- _To do_
Tally each line where the word "from" occurs, then give only the total.

####

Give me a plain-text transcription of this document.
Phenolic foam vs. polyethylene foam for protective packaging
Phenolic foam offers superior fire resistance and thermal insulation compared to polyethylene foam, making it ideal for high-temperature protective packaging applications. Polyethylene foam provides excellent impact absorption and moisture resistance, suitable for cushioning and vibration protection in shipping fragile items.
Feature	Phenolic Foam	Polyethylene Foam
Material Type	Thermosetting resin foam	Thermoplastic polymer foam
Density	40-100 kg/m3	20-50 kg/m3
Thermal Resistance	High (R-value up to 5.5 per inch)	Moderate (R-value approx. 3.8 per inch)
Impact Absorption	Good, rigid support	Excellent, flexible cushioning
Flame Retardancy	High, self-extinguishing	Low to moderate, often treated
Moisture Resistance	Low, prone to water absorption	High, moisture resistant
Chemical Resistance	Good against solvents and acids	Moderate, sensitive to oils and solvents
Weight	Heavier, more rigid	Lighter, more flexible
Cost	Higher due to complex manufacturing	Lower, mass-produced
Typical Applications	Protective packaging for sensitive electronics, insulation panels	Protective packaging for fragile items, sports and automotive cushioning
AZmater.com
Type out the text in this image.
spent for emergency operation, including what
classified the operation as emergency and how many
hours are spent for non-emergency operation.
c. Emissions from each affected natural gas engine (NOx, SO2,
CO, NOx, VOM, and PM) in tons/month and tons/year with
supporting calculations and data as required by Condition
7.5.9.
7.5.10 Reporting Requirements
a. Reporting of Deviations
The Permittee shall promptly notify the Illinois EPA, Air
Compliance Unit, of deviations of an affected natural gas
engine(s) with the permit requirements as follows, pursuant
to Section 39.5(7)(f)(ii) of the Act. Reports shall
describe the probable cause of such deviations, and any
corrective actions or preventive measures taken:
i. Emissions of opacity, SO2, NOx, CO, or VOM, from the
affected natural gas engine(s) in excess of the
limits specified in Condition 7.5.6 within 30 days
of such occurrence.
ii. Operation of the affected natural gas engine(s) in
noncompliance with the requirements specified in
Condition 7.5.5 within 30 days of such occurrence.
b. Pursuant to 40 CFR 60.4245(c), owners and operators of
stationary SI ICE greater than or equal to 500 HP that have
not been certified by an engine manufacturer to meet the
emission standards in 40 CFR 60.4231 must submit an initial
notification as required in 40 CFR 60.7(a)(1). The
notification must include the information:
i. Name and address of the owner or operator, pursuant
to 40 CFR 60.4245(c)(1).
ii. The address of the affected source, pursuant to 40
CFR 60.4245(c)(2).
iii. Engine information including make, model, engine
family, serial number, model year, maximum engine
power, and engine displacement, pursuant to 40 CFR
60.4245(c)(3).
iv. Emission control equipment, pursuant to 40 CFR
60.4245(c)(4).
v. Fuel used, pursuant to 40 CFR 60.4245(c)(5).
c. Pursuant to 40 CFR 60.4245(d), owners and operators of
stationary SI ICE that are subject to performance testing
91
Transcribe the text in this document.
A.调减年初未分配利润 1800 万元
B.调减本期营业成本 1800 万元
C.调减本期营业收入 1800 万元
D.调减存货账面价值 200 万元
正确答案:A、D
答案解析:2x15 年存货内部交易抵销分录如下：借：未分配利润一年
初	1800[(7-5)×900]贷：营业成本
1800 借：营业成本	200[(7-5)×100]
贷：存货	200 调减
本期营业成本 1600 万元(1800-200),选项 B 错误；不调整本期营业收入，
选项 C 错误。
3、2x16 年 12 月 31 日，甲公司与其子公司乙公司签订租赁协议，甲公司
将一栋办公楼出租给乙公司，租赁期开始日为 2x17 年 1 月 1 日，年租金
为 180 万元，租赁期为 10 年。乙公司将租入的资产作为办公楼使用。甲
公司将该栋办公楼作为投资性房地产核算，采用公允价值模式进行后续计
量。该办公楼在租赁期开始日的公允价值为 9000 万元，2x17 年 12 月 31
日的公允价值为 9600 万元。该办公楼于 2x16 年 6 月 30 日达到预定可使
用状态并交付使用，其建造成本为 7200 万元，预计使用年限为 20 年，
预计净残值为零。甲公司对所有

####

- _Solution to this problem_
2